■ STATED EXERCISE ■
Transcribe only the part of the listing below that begins at the line containing "Enumerate this chart's" and runs to its final line, keeping both ends.

■ MATERIAL PROVIDED ■
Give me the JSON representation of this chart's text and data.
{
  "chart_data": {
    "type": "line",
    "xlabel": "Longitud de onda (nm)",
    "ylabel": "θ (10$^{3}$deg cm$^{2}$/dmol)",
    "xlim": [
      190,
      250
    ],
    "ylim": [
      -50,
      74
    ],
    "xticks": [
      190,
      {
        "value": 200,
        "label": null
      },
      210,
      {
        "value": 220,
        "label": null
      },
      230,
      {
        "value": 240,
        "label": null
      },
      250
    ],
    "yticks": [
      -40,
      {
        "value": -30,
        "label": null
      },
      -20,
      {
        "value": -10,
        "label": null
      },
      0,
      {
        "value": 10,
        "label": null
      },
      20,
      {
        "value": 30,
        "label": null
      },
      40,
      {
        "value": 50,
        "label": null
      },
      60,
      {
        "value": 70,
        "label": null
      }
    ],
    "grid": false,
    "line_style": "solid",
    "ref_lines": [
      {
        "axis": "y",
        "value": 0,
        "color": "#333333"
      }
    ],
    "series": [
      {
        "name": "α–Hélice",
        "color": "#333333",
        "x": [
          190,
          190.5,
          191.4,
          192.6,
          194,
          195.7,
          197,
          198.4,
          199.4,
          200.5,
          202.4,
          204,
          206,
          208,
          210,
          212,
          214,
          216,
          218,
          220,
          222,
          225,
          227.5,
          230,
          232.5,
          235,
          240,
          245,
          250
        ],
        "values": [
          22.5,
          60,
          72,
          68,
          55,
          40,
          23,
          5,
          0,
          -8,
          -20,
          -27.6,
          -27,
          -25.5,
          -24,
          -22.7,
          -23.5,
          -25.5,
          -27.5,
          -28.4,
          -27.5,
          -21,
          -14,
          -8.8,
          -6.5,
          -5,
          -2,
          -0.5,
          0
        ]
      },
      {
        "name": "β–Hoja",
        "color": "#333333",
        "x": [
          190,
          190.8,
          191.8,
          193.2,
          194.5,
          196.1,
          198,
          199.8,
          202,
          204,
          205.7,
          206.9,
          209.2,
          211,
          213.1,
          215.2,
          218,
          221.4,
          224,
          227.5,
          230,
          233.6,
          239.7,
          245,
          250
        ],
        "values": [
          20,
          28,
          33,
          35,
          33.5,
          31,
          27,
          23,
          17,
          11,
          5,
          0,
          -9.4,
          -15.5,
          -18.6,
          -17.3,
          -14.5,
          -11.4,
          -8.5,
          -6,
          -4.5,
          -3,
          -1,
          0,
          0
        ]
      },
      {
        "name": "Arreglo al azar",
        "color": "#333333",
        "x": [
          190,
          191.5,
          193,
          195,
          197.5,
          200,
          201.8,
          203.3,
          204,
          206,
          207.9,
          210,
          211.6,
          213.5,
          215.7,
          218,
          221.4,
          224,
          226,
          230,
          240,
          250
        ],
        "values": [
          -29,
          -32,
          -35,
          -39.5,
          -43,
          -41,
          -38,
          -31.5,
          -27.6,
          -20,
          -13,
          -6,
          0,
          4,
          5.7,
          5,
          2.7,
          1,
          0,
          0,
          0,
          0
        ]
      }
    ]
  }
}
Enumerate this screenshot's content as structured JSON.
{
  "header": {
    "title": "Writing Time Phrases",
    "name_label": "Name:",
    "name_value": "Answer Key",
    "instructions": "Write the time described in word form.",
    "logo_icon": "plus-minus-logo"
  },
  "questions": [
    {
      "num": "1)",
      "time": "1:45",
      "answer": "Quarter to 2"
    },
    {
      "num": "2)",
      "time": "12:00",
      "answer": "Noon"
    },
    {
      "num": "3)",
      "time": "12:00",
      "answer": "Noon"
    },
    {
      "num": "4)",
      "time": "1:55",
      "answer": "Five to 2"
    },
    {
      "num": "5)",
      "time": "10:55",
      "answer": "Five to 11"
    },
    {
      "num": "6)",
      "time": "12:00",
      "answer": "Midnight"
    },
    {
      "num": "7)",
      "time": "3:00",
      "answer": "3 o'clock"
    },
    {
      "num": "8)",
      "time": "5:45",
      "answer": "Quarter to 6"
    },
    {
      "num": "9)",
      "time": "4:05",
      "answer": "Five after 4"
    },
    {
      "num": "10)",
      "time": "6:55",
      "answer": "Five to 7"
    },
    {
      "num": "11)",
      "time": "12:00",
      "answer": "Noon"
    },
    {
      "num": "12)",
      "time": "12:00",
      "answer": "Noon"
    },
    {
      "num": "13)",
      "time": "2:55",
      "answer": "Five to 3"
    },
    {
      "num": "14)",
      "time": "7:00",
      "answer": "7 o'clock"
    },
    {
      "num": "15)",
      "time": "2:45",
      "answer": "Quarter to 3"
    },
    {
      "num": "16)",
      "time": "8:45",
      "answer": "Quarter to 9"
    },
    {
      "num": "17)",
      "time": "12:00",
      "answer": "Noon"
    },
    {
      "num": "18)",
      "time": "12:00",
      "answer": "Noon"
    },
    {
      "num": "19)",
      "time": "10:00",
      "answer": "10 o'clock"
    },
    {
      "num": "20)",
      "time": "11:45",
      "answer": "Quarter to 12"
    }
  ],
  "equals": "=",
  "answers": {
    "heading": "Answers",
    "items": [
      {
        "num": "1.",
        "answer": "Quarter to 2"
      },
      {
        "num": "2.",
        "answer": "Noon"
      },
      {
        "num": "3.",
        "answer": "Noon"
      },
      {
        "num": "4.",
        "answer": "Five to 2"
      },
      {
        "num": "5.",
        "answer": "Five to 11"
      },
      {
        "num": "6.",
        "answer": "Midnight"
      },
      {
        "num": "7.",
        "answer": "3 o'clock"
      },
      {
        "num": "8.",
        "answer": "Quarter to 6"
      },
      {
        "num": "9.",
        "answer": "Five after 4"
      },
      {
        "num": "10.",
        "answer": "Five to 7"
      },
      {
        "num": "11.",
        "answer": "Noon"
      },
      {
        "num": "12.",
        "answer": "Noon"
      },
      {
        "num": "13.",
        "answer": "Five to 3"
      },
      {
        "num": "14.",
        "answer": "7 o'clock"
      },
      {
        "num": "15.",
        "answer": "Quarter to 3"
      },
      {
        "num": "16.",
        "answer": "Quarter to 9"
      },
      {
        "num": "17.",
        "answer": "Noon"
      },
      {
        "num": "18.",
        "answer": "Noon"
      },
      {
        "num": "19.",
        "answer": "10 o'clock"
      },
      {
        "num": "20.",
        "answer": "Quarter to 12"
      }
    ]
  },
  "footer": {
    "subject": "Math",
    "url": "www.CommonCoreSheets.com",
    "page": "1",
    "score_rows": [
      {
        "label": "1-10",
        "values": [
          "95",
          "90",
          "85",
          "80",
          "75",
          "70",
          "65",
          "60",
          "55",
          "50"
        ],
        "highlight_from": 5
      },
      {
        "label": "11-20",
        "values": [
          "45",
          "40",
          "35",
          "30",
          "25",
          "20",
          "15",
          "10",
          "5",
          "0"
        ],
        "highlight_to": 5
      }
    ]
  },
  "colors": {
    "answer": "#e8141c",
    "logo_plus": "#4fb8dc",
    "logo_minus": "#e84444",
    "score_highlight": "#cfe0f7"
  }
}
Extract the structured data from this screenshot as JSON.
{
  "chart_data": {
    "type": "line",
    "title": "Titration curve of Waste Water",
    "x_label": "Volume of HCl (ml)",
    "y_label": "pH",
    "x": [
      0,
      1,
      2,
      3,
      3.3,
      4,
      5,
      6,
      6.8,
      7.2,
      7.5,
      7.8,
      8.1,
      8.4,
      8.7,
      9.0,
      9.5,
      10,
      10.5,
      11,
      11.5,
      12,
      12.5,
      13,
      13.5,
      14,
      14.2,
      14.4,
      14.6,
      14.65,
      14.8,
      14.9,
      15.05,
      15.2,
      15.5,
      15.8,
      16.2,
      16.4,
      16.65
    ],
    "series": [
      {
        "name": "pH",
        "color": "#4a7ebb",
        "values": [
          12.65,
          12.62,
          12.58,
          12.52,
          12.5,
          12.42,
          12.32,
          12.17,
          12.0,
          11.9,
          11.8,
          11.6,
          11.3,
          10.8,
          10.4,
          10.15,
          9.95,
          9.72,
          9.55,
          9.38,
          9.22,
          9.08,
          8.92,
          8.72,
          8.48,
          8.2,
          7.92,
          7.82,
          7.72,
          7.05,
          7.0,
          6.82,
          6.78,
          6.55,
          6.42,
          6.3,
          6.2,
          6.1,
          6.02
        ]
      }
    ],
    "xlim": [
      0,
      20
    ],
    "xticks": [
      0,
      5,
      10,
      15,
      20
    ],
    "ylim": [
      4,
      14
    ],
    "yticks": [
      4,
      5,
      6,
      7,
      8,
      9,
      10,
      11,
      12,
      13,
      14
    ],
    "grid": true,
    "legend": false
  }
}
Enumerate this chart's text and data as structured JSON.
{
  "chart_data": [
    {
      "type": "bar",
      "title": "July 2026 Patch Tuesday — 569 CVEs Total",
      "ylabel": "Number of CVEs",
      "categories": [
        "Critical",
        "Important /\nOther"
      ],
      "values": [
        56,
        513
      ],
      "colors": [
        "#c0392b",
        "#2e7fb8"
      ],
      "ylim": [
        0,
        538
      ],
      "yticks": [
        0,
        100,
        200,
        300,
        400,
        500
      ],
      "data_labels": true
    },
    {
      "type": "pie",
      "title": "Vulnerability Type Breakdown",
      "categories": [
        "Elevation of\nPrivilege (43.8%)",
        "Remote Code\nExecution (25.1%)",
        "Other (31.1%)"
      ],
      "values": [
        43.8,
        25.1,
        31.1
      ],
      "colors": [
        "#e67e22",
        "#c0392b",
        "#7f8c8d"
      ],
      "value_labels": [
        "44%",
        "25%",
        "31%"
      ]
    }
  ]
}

■ SOLUTION FOR THIS TASK ■
Enumerate this chart's text and data as structured JSON.
{
  "chart_data": [
    {
      "type": "bar",
      "title": "July 2026 Patch Tuesday — 569 CVEs Total",
      "ylabel": "Number of CVEs",
      "categories": [
        "Critical",
        "Important /\nOther"
      ],
      "values": [
        56,
        513
      ],
      "colors": [
        "#c0392b",
        "#2e7fb8"
      ],
      "ylim": [
        0,
        538
      ],
      "yticks": [
        0,
        100,
        200,
        300,
        400,
        500
      ],
      "data_labels": true
    },
    {
      "type": "pie",
      "title": "Vulnerability Type Breakdown",
      "categories": [
        "Elevation of\nPrivilege (43.8%)",
        "Remote Code\nExecution (25.1%)",
        "Other (31.1%)"
      ],
      "values": [
        43.8,
        25.1,
        31.1
      ],
      "colors": [
        "#e67e22",
        "#c0392b",
        "#7f8c8d"
      ],
      "value_labels": [
        "44%",
        "25%",
        "31%"
      ]
    }
  ]
}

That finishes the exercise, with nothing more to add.